Phelps counted the cost of leaving his potentially lucrative printing business. He realized he had nothing to show financially for his first thirty-nine years of life. He discussed solemnly with Sally and the children about their next move–to Ohio to join the Latter-day Saints. A father’s decision was law among religious people in that day, so they all prepared to go to Ohio together. The family gathered its belongings, meager as they were at that point. On 9 June they left Canandaigua and by evening had boarded a canal boat on the Erie Canal bound for Buffalo on Lake Erie. They then sailed by schooner to Fairport, Ohio, and thence via the “Ohio Trail” to Kirtland, twelve miles away, where they heard Joseph Smith was living. No doubt they had mixed feelings–sorrow for their present plight, but hope in Christ for choosing to follow him and his Church with their whole heart.
The Phelpses arrived in Kirtland on 14 June 1831. William sought out the young twenty-five-year-old Prophet where he was then residing at the Isaac Morley farm on the northeast fringe of Kirtland. He announced he was willing “to do the will of the Lord.” Phelps asked Joseph to seek the Lord’s will for him. He knew that other men had asked Joseph Smith the same and been rewarded with revelations addressed to them. The revelation (D&C 55) directed to Phelps was indeed solemn. It began, “Behold, thus saith the Lord unto you, my servant William, yea, even the Lord of the whole earth, thou art called and chosen.” The Lord promised Phelps that after he was baptized he would receive a remission of his sins and then the Holy Spirit by the laying on of hands.
Phelps was then told he would be ordained immediately an elder by Joseph Smith so that he could preach repentance and baptism. This was a rare procedure in the infant Mormon Church–to ordain a new convert so soon to be an elder. Joseph knew Phelps already, of course, and knew his struggles and preparation. He also knew that Phelps was a prominent man in society and had many talents. He could be put to use right away such as with the journey planned for Missouri later in the week. The revelation continued: “Verily I say unto you, for this cause you shall take your journey [to Missouri] with my servants Joseph Smith, Jun., and Sidney Rigdon, that you may be planted in the land of your inheritance [in the land of Zion] to do this work.” The “work” referred to here was William’s assignment to assist Oliver Cowdery, the second elder of the Church, in doing the “work of printing” and in “selecting and writing books for schools in this church.” The revelation added that little children should “receive instruction before me as is pleasing unto me.”

WHAT YOU NEED TO DO:
A. In the passage on the Phelps family's move, where was Joseph Smith living when William Phelps sought him out in Kirtland?
B. Sum up the passage on the Phelps family's move in two sentences.

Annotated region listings
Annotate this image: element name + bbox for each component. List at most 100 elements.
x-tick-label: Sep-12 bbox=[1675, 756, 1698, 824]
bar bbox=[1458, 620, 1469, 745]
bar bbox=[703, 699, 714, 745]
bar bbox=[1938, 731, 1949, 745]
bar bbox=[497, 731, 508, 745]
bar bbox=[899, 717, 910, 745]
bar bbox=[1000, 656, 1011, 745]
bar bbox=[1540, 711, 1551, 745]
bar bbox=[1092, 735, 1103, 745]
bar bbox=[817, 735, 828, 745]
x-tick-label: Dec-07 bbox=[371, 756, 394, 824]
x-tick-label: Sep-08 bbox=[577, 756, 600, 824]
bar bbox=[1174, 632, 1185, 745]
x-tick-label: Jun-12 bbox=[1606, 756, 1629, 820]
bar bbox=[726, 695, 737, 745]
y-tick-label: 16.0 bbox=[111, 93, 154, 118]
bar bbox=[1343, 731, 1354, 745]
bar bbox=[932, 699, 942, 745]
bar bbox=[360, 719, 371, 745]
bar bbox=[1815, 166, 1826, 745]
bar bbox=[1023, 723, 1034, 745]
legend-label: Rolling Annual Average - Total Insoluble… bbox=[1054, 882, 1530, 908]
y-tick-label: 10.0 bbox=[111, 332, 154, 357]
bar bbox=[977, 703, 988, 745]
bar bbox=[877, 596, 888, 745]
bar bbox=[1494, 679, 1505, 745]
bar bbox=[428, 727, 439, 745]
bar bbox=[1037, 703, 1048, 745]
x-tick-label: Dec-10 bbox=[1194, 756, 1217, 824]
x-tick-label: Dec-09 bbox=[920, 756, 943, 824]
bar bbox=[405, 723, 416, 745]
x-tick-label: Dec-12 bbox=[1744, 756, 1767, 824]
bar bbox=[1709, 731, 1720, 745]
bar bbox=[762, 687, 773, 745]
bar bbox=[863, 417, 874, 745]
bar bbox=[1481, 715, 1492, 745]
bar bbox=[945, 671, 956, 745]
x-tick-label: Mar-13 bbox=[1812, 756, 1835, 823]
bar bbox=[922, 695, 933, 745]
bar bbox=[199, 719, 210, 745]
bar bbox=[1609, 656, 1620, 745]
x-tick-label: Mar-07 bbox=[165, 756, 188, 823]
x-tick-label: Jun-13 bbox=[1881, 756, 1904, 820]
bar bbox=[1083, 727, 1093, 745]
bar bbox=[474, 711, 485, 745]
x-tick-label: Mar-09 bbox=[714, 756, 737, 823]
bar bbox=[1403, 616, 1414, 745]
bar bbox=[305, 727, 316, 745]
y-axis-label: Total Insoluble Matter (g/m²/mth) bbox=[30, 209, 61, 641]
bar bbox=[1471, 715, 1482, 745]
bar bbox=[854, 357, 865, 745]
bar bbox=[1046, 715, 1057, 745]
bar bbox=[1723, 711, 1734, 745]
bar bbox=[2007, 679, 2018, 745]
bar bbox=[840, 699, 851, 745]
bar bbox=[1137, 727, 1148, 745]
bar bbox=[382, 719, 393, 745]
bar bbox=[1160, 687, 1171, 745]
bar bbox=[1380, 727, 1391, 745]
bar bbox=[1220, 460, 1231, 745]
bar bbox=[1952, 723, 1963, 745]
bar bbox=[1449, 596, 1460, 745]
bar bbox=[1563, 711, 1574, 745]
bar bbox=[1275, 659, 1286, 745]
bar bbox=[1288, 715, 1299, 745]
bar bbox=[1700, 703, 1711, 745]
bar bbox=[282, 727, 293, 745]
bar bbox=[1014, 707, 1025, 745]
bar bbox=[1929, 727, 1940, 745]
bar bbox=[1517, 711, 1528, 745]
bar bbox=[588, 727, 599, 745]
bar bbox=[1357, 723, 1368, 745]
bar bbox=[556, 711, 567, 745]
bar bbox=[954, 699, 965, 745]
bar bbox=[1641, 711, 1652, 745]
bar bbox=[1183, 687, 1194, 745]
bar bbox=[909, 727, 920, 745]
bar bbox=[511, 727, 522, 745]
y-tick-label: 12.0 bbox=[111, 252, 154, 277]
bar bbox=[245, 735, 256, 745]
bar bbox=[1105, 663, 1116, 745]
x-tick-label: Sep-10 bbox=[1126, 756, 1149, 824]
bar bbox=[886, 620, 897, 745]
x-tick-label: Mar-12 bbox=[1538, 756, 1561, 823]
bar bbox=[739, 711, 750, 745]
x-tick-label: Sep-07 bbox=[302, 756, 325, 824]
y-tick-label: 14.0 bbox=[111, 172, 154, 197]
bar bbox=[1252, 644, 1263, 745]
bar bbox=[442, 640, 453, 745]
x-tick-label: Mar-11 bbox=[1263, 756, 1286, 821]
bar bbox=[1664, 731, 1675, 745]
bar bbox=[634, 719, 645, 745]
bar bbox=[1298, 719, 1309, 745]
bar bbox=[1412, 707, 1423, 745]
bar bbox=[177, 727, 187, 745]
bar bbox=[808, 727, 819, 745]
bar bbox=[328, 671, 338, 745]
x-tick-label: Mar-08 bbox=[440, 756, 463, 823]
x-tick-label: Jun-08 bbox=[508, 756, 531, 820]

FINAL ANSWERS:
A. At the Isaac Morley farm on the northeast fringe of Kirtland.

B. William Phelps left his printing business and took his family from Canandaigua to Kirtland, Ohio, arriving on 14 June 1831 to join the Latter-day Saints. There Joseph Smith received a revelation for him (D&C 55) calling him to be baptized, ordained an elder right away, and sent to Missouri to help Oliver Cowdery with printing and with selecting and writing books for the Church's schools.